# Exercise task
Copy out each line of the material in which the word "true" appears.

★ ★ ★ ★

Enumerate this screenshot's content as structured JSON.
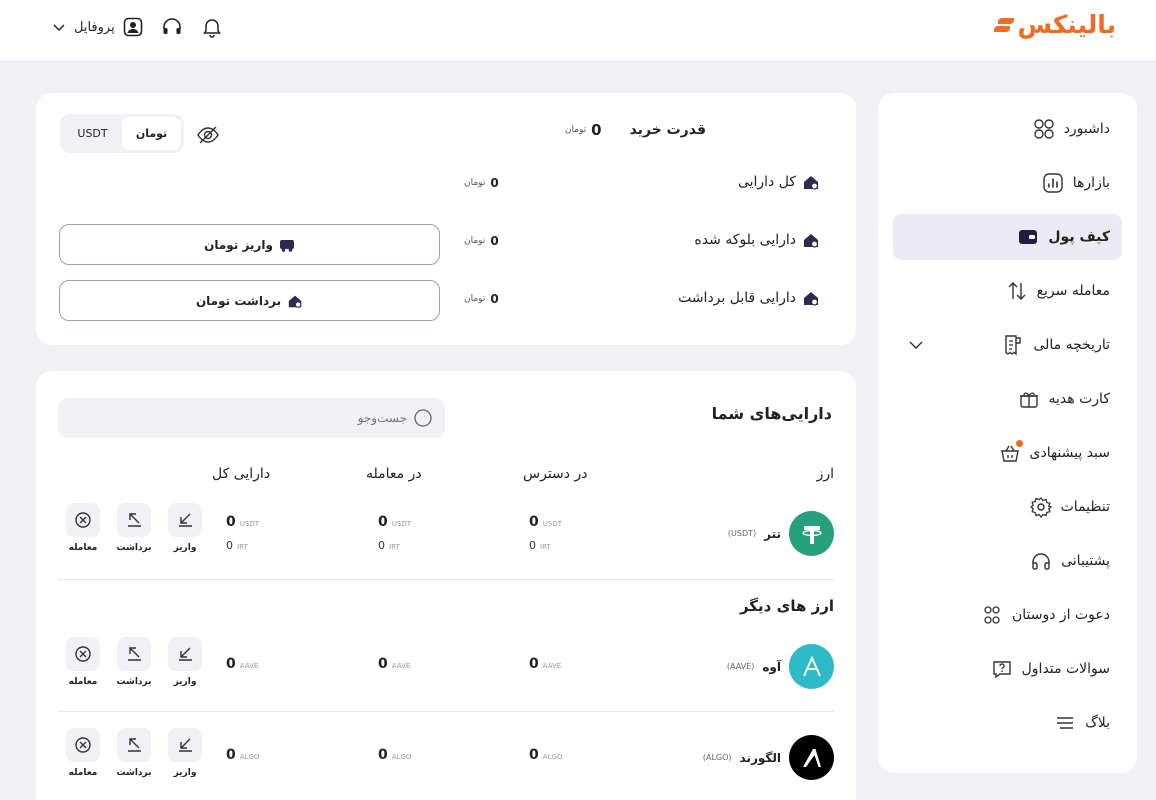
{
  "header": {
    "logo_text": "بالینکس",
    "profile_label": "پروفایل"
  },
  "colors": {
    "accent": "#f16b22",
    "tether": "#26a17b",
    "aave": "#2ebac6",
    "algo": "#000000"
  },
  "sidebar": {
    "items": [
      {
        "label": "داشبورد",
        "icon": "dashboard-grid-icon"
      },
      {
        "label": "بازارها",
        "icon": "markets-chart-icon"
      },
      {
        "label": "کیف پول",
        "icon": "wallet-icon",
        "active": true
      },
      {
        "label": "معامله سریع",
        "icon": "swap-arrows-icon"
      },
      {
        "label": "تاریخچه مالی",
        "icon": "receipt-icon",
        "expandable": true
      },
      {
        "label": "کارت هدیه",
        "icon": "gift-icon"
      },
      {
        "label": "سبد پیشنهادی",
        "icon": "basket-icon",
        "badge_dot": true
      },
      {
        "label": "تنظیمات",
        "icon": "gear-icon"
      },
      {
        "label": "پشتیبانی",
        "icon": "headset-icon"
      },
      {
        "label": "دعوت از دوستان",
        "icon": "invite-users-icon"
      },
      {
        "label": "سوالات متداول",
        "icon": "faq-bubble-icon"
      },
      {
        "label": "بلاگ",
        "icon": "menu-lines-icon"
      }
    ]
  },
  "summary": {
    "buying_power_label": "قدرت خرید",
    "buying_power_value": "0",
    "currency_unit": "تومان",
    "toggle": {
      "toman": "تومان",
      "usdt": "USDT"
    },
    "rows": [
      {
        "label": "کل دارایی",
        "value": "0"
      },
      {
        "label": "دارایی بلوکه شده",
        "value": "0"
      },
      {
        "label": "دارایی قابل برداشت",
        "value": "0"
      }
    ],
    "deposit_button": "واریز تومان",
    "withdraw_button": "برداشت تومان"
  },
  "assets": {
    "title": "دارایی‌های شما",
    "search_placeholder": "جست‌وجو",
    "columns": {
      "currency": "ارز",
      "available": "در دسترس",
      "in_trade": "در معامله",
      "total": "دارایی کل"
    },
    "actions": {
      "deposit": "واریز",
      "withdraw": "برداشت",
      "trade": "معامله"
    },
    "owned": [
      {
        "name": "تتر",
        "code": "(USDT)",
        "unit": "USDT",
        "available": "0",
        "in_trade": "0",
        "total": "0",
        "irt_unit": "IRT",
        "available_irt": "0",
        "in_trade_irt": "0",
        "total_irt": "0"
      }
    ],
    "others_title": "ارز های دیگر",
    "others": [
      {
        "name": "آوه",
        "code": "(AAVE)",
        "unit": "AAVE",
        "available": "0",
        "in_trade": "0",
        "total": "0"
      },
      {
        "name": "الگورند",
        "code": "(ALGO)",
        "unit": "ALGO",
        "available": "0",
        "in_trade": "0",
        "total": "0"
      }
    ]
  }
}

★ ★ ★ ★

# Task output
        "active": true
        "expandable": true
        "badge_dot": true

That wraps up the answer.